▸ **Given records**
§

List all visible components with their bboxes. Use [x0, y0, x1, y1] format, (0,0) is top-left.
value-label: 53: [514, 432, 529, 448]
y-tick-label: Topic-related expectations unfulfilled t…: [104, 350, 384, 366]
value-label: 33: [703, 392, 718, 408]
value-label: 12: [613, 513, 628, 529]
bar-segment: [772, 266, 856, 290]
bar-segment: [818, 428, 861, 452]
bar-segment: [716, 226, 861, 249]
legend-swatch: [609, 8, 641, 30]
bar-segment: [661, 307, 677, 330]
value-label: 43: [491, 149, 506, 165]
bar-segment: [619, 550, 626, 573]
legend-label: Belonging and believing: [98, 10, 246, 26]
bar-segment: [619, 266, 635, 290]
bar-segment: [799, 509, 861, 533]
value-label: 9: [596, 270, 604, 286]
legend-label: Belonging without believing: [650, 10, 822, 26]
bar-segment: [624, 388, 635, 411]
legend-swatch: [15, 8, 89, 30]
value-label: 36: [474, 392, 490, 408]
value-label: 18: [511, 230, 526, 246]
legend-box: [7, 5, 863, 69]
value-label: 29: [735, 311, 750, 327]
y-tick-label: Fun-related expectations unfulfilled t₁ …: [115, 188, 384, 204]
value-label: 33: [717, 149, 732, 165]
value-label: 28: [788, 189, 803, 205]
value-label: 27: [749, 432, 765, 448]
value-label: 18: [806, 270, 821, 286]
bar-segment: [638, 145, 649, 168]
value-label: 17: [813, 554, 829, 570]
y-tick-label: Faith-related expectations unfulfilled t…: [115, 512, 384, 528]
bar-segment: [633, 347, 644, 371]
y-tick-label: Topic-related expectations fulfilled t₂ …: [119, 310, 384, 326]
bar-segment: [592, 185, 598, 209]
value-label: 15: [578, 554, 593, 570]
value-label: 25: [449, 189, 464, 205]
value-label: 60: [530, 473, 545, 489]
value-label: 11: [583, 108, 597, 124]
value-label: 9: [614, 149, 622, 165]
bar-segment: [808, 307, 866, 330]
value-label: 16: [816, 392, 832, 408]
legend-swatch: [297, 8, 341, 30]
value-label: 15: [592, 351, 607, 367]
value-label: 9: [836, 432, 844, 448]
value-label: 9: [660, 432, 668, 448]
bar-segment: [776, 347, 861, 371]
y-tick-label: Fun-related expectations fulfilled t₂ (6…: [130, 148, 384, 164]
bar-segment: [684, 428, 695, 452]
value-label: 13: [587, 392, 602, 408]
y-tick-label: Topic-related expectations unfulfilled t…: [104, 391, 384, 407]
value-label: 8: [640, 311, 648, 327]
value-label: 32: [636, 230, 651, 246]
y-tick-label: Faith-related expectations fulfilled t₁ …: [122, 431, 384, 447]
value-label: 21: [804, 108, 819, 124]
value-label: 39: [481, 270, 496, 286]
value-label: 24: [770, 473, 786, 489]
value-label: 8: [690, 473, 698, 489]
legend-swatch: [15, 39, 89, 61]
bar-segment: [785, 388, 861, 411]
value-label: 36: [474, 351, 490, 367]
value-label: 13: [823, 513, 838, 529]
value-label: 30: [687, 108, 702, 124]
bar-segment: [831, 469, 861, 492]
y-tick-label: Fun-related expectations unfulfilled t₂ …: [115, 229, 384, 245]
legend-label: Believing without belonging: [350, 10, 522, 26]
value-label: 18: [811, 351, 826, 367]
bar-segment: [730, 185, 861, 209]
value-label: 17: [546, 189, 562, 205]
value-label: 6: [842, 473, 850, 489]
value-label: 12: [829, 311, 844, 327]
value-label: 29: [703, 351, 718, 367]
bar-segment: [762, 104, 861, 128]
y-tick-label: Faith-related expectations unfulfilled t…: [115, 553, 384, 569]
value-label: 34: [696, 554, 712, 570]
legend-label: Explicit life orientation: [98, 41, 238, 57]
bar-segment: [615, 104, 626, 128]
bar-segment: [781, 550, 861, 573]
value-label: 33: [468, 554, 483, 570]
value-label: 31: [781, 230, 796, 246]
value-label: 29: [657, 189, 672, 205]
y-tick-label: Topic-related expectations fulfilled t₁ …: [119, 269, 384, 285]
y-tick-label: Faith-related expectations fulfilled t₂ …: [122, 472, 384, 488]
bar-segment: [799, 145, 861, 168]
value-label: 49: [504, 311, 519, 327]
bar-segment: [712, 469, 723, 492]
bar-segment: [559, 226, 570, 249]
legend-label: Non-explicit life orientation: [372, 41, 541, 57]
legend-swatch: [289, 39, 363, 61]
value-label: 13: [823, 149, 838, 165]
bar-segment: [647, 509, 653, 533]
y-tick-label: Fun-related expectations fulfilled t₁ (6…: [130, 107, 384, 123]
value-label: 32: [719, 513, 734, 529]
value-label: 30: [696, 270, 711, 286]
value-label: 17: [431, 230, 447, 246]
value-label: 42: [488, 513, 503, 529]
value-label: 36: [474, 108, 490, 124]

§

▸ **Instructions for the task**
Recast all the lines above as a Markdown table with two columns, "No." for the row number and "Line" for the line itself, leaving out any blank lines.

▸ **Problem solution**
| No. | Line |
|---|---|
| 1 | List all visible components with their bboxes. Use [x0, y0, x1, y1] format, (0,0) is top-left. |
| 2 | value-label: 53: [514, 432, 529, 448] |
| 3 | y-tick-label: Topic-related expectations unfulfilled t…: [104, 350, 384, 366] |
| 4 | value-label: 33: [703, 392, 718, 408] |
| 5 | value-label: 12: [613, 513, 628, 529] |
| 6 | bar-segment: [772, 266, 856, 290] |
| 7 | bar-segment: [818, 428, 861, 452] |
| 8 | bar-segment: [716, 226, 861, 249] |
| 9 | legend-swatch: [609, 8, 641, 30] |
| 10 | bar-segment: [661, 307, 677, 330] |
| 11 | value-label: 43: [491, 149, 506, 165] |
| 12 | bar-segment: [619, 550, 626, 573] |
| 13 | legend-label: Belonging and believing: [98, 10, 246, 26] |
| 14 | bar-segment: [619, 266, 635, 290] |
| 15 | bar-segment: [799, 509, 861, 533] |
| 16 | value-label: 9: [596, 270, 604, 286] |
| 17 | legend-label: Belonging without believing: [650, 10, 822, 26] |
| 18 | bar-segment: [624, 388, 635, 411] |
| 19 | legend-swatch: [15, 8, 89, 30] |
| 20 | value-label: 36: [474, 392, 490, 408] |
| 21 | value-label: 18: [511, 230, 526, 246] |
| 22 | legend-box: [7, 5, 863, 69] |
| 23 | value-label: 29: [735, 311, 750, 327] |
| 24 | y-tick-label: Fun-related expectations unfulfilled t₁ …: [115, 188, 384, 204] |
| 25 | value-label: 33: [717, 149, 732, 165] |
| 26 | value-label: 28: [788, 189, 803, 205] |
| 27 | value-label: 27: [749, 432, 765, 448] |
| 28 | value-label: 18: [806, 270, 821, 286] |
| 29 | bar-segment: [638, 145, 649, 168] |
| 30 | value-label: 17: [813, 554, 829, 570] |
| 31 | y-tick-label: Faith-related expectations unfulfilled t…: [115, 512, 384, 528] |
| 32 | bar-segment: [633, 347, 644, 371] |
| 33 | y-tick-label: Topic-related expectations fulfilled t₂ …: [119, 310, 384, 326] |
| 34 | bar-segment: [592, 185, 598, 209] |
| 35 | value-label: 15: [578, 554, 593, 570] |
| 36 | value-label: 25: [449, 189, 464, 205] |
| 37 | value-label: 60: [530, 473, 545, 489] |
| 38 | value-label: 11: [583, 108, 597, 124] |
| 39 | value-label: 9: [614, 149, 622, 165] |
| 40 | bar-segment: [808, 307, 866, 330] |
| 41 | value-label: 16: [816, 392, 832, 408] |
| 42 | legend-swatch: [297, 8, 341, 30] |
| 43 | value-label: 15: [592, 351, 607, 367] |
| 44 | value-label: 9: [836, 432, 844, 448] |
| 45 | value-label: 9: [660, 432, 668, 448] |
| 46 | bar-segment: [776, 347, 861, 371] |
| 47 | y-tick-label: Fun-related expectations fulfilled t₂ (6…: [130, 148, 384, 164] |
| 48 | bar-segment: [684, 428, 695, 452] |
| 49 | value-label: 13: [587, 392, 602, 408] |
| 50 | y-tick-label: Topic-related expectations unfulfilled t…: [104, 391, 384, 407] |
| 51 | value-label: 8: [640, 311, 648, 327] |
| 52 | value-label: 32: [636, 230, 651, 246] |
| 53 | y-tick-label: Faith-related expectations fulfilled t₁ …: [122, 431, 384, 447] |
| 54 | value-label: 21: [804, 108, 819, 124] |
| 55 | value-label: 39: [481, 270, 496, 286] |
| 56 | value-label: 24: [770, 473, 786, 489] |
| 57 | value-label: 8: [690, 473, 698, 489] |
| 58 | legend-swatch: [15, 39, 89, 61] |
| 59 | bar-segment: [785, 388, 861, 411] |
| 60 | value-label: 36: [474, 351, 490, 367] |
| 61 | value-label: 13: [823, 513, 838, 529] |
| 62 | value-label: 30: [687, 108, 702, 124] |
| 63 | bar-segment: [831, 469, 861, 492] |
| 64 | y-tick-label: Fun-related expectations unfulfilled t₂ …: [115, 229, 384, 245] |
| 65 | legend-label: Believing without belonging: [350, 10, 522, 26] |
| 66 | value-label: 18: [811, 351, 826, 367] |
| 67 | bar-segment: [730, 185, 861, 209] |
| 68 | value-label: 17: [546, 189, 562, 205] |
| 69 | value-label: 6: [842, 473, 850, 489] |
| 70 | value-label: 12: [829, 311, 844, 327] |
| 71 | value-label: 29: [703, 351, 718, 367] |
| 72 | bar-segment: [762, 104, 861, 128] |
| 73 | y-tick-label: Faith-related expectations unfulfilled t…: [115, 553, 384, 569] |
| 74 | value-label: 34: [696, 554, 712, 570] |
| 75 | legend-label: Explicit life orientation: [98, 41, 238, 57] |
| 76 | bar-segment: [615, 104, 626, 128] |
| 77 | bar-segment: [781, 550, 861, 573] |
| 78 | value-label: 33: [468, 554, 483, 570] |
| 79 | value-label: 31: [781, 230, 796, 246] |
| 80 | value-label: 29: [657, 189, 672, 205] |
| 81 | y-tick-label: Topic-related expectations fulfilled t₁ …: [119, 269, 384, 285] |
| 82 | y-tick-label: Faith-related expectations fulfilled t₂ …: [122, 472, 384, 488] |
| 83 | bar-segment: [799, 145, 861, 168] |
| 84 | value-label: 49: [504, 311, 519, 327] |
| 85 | bar-segment: [712, 469, 723, 492] |
| 86 | bar-segment: [559, 226, 570, 249] |
| 87 | legend-label: Non-explicit life orientation: [372, 41, 541, 57] |
| 88 | legend-swatch: [289, 39, 363, 61] |
| 89 | value-label: 13: [823, 149, 838, 165] |
| 90 | bar-segment: [647, 509, 653, 533] |
| 91 | y-tick-label: Fun-related expectations fulfilled t₁ (6…: [130, 107, 384, 123] |
| 92 | value-label: 32: [719, 513, 734, 529] |
| 93 | value-label: 30: [696, 270, 711, 286] |
| 94 | value-label: 17: [431, 230, 447, 246] |
| 95 | value-label: 42: [488, 513, 503, 529] |
| 96 | value-label: 36: [474, 108, 490, 124] |